* _Stated exercise_: Nothing in the data should change when you return it, but leave the pictures out.

* _Exercise inputs_:
=======
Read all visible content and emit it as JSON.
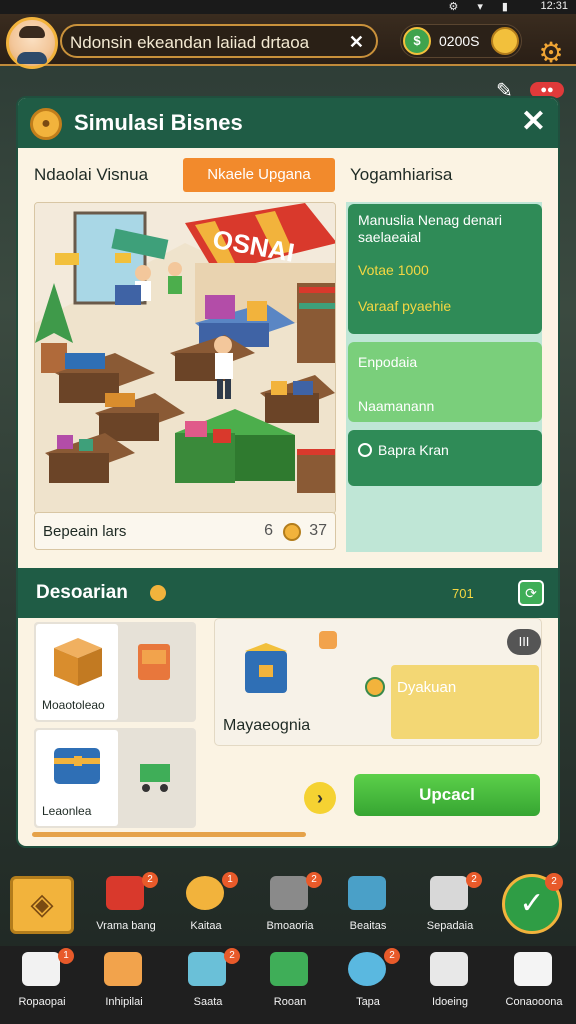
{
  "status_bar": {
    "time": "12:31"
  },
  "top_bar": {
    "search_text": "Ndonsin ekeandan laiiad drtaoa",
    "currency_value": "0200S",
    "money_symbol": "$"
  },
  "panel": {
    "title": "Simulasi Bisnes",
    "tabs": [
      {
        "label": "Ndaolai Visnua",
        "active": false
      },
      {
        "label": "Nkaele Upgana",
        "active": true
      },
      {
        "label": "Yogamhiarisa",
        "active": false
      }
    ],
    "scene_sign": "OSNAI",
    "scene_caption": {
      "label": "Bepeain lars",
      "value_a": "6",
      "value_b": "37"
    },
    "cards": {
      "card1_line1": "Manuslia Nenag denari saelaeaial",
      "card1_line2": "Votae 1000",
      "card1_line3": "Varaaf pyaehie",
      "card2_line1": "Enpodaia",
      "card2_line2": "Naamanann",
      "card3_line1": "Bapra Kran"
    },
    "section": {
      "title": "Desoarian",
      "meta": "701",
      "items": [
        {
          "label": "Moaotoleao"
        },
        {
          "label": "Leaonlea"
        }
      ],
      "detail_label": "Mayaeognia",
      "detail_badge": "III",
      "detail_side": "Dyakuan",
      "arrow": "›",
      "upgrade_label": "Upcacl"
    }
  },
  "toolbar_top": [
    {
      "label": "Vrama bang",
      "badge": "2"
    },
    {
      "label": "Kaitaa",
      "badge": "1"
    },
    {
      "label": "Bmoaoria",
      "badge": "2"
    },
    {
      "label": "Beaitas",
      "badge": ""
    },
    {
      "label": "Sepadaia",
      "badge": "2"
    }
  ],
  "toolbar_bottom": [
    {
      "label": "Ropaopai",
      "badge": "1"
    },
    {
      "label": "Inhipilai",
      "badge": ""
    },
    {
      "label": "Saata",
      "badge": "2"
    },
    {
      "label": "Rooan",
      "badge": ""
    },
    {
      "label": "Tapa",
      "badge": "2"
    },
    {
      "label": "Idoeing",
      "badge": ""
    },
    {
      "label": "Conaooona",
      "badge": ""
    }
  ],
  "colors": {
    "header_green": "#1f5c45",
    "accent_orange": "#f28a2c",
    "upgrade_green": "#36a532",
    "gold": "#f2b33c"
  },
  "icons": [
    "search-icon",
    "gear-icon",
    "close-icon",
    "coin-icon",
    "check-icon",
    "arrow-right-icon"
  ]
}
=======
* _Finished exercise_:
Read all visible content and emit it as JSON.
{
  "status_bar": {
    "time": "12:31"
  },
  "top_bar": {
    "search_text": "Ndonsin ekeandan laiiad drtaoa",
    "currency_value": "0200S",
    "money_symbol": "$"
  },
  "panel": {
    "title": "Simulasi Bisnes",
    "tabs": [
      {
        "label": "Ndaolai Visnua",
        "active": false
      },
      {
        "label": "Nkaele Upgana",
        "active": true
      },
      {
        "label": "Yogamhiarisa",
        "active": false
      }
    ],
    "scene_sign": "OSNAI",
    "scene_caption": {
      "label": "Bepeain lars",
      "value_a": "6",
      "value_b": "37"
    },
    "cards": {
      "card1_line1": "Manuslia Nenag denari saelaeaial",
      "card1_line2": "Votae 1000",
      "card1_line3": "Varaaf pyaehie",
      "card2_line1": "Enpodaia",
      "card2_line2": "Naamanann",
      "card3_line1": "Bapra Kran"
    },
    "section": {
      "title": "Desoarian",
      "meta": "701",
      "items": [
        {
          "label": "Moaotoleao"
        },
        {
          "label": "Leaonlea"
        }
      ],
      "detail_label": "Mayaeognia",
      "detail_badge": "III",
      "detail_side": "Dyakuan",
      "arrow": "›",
      "upgrade_label": "Upcacl"
    }
  },
  "toolbar_top": [
    {
      "label": "Vrama bang",
      "badge": "2"
    },
    {
      "label": "Kaitaa",
      "badge": "1"
    },
    {
      "label": "Bmoaoria",
      "badge": "2"
    },
    {
      "label": "Beaitas",
      "badge": ""
    },
    {
      "label": "Sepadaia",
      "badge": "2"
    }
  ],
  "toolbar_bottom": [
    {
      "label": "Ropaopai",
      "badge": "1"
    },
    {
      "label": "Inhipilai",
      "badge": ""
    },
    {
      "label": "Saata",
      "badge": "2"
    },
    {
      "label": "Rooan",
      "badge": ""
    },
    {
      "label": "Tapa",
      "badge": "2"
    },
    {
      "label": "Idoeing",
      "badge": ""
    },
    {
      "label": "Conaooona",
      "badge": ""
    }
  ],
  "colors": {
    "header_green": "#1f5c45",
    "accent_orange": "#f28a2c",
    "upgrade_green": "#36a532",
    "gold": "#f2b33c"
  },
  "icons": [
    "search-icon",
    "gear-icon",
    "close-icon",
    "coin-icon",
    "check-icon",
    "arrow-right-icon"
  ]
}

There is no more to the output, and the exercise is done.